# SET TASK
Images are not part of the copy; transcribe all the data exactly.

[Data items]
....

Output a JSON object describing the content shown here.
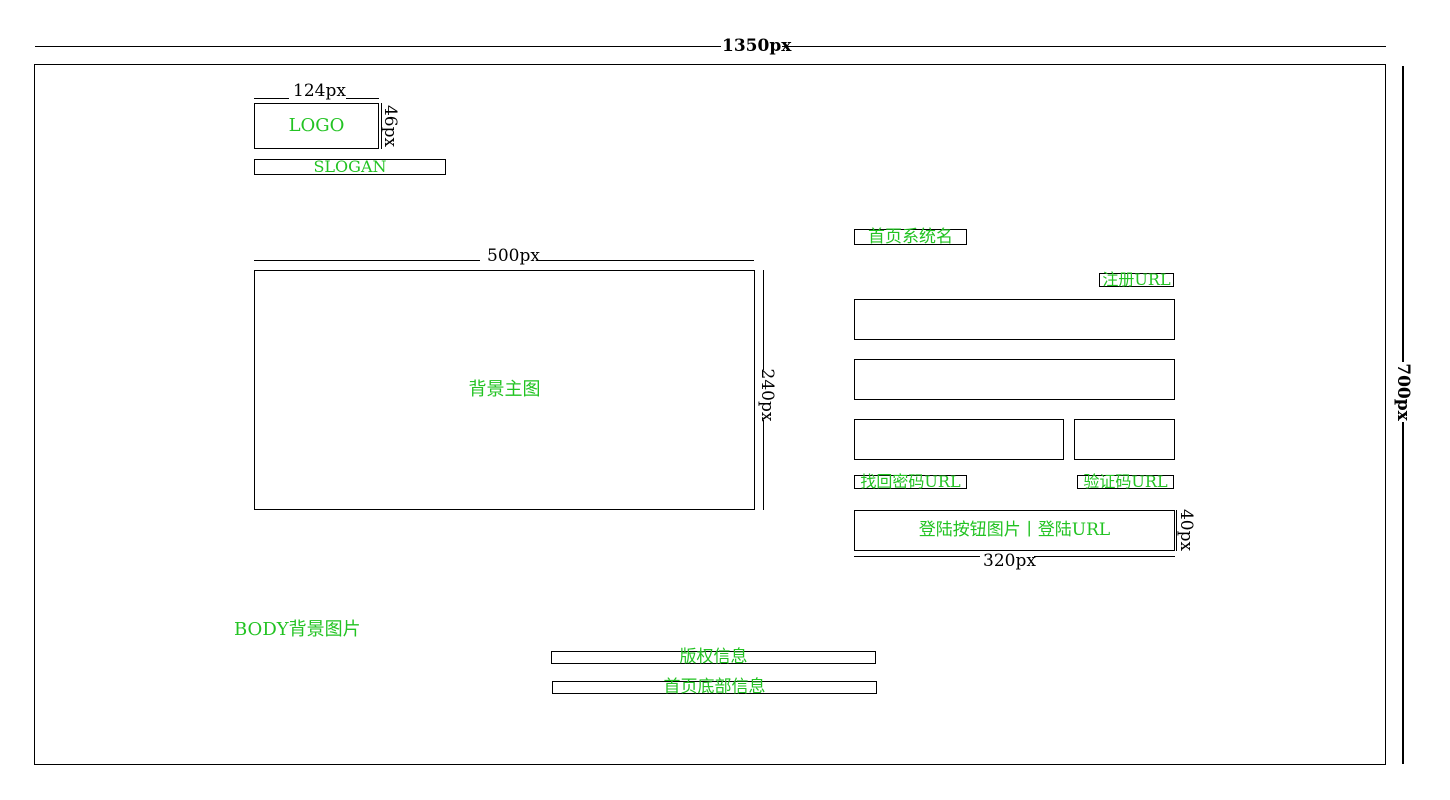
{
  "outer": {
    "width_label": "1350px",
    "height_label": "700px"
  },
  "logo": {
    "label": "LOGO",
    "width_label": "124px",
    "height_label": "46px"
  },
  "slogan": {
    "label": "SLOGAN"
  },
  "main_image": {
    "label": "背景主图",
    "width_label": "500px",
    "height_label": "240px"
  },
  "login": {
    "system_name": "首页系统名",
    "register_url": "注册URL",
    "forgot_password_url": "找回密码URL",
    "captcha_url": "验证码URL",
    "login_button": "登陆按钮图片丨登陆URL",
    "button_height_label": "40px",
    "panel_width_label": "320px"
  },
  "body_bg": {
    "label": "BODY背景图片"
  },
  "footer": {
    "copyright": "版权信息",
    "bottom_info": "首页底部信息"
  },
  "colors": {
    "label_green": "#22c322",
    "line_black": "#000000"
  }
}
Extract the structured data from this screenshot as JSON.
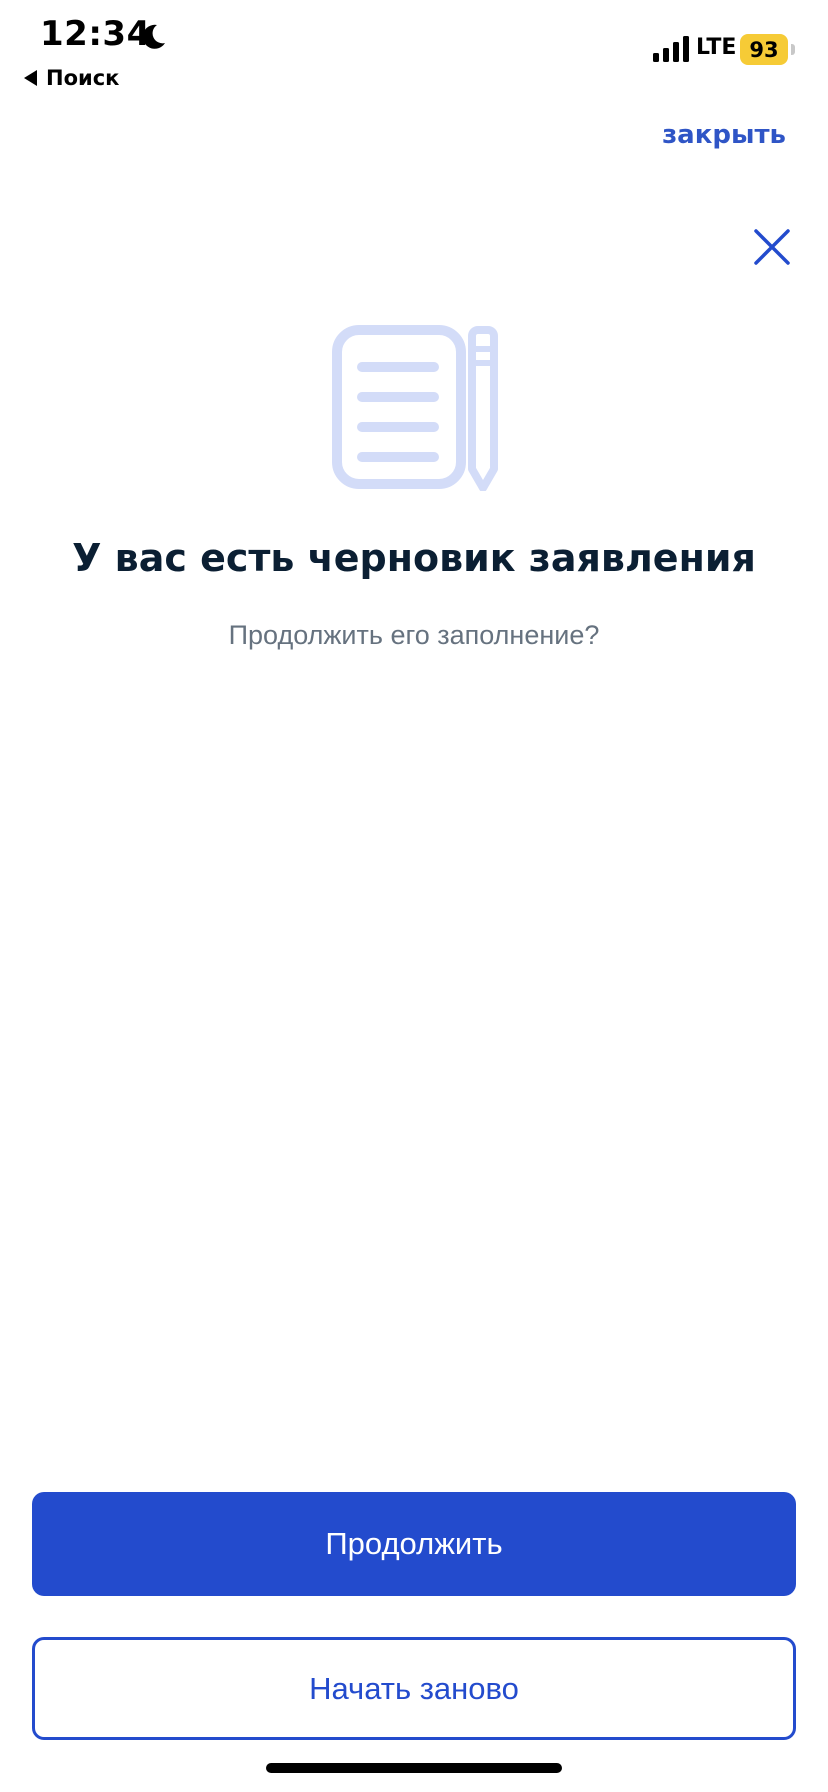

....

# FINAL RESULT
Output a JSON object describing the content shown here.
{
  "outer": {
    "width_label": "1350px",
    "height_label": "700px"
  },
  "logo": {
    "label": "LOGO",
    "width_label": "124px",
    "height_label": "46px"
  },
  "slogan": {
    "label": "SLOGAN"
  },
  "main_image": {
    "label": "背景主图",
    "width_label": "500px",
    "height_label": "240px"
  },
  "login": {
    "system_name": "首页系统名",
    "register_url": "注册URL",
    "forgot_password_url": "找回密码URL",
    "captcha_url": "验证码URL",
    "login_button": "登陆按钮图片丨登陆URL",
    "button_height_label": "40px",
    "panel_width_label": "320px"
  },
  "body_bg": {
    "label": "BODY背景图片"
  },
  "footer": {
    "copyright": "版权信息",
    "bottom_info": "首页底部信息"
  },
  "colors": {
    "label_green": "#22c322",
    "line_black": "#000000"
  }
}
Extract the structured data from this screenshot as JSON.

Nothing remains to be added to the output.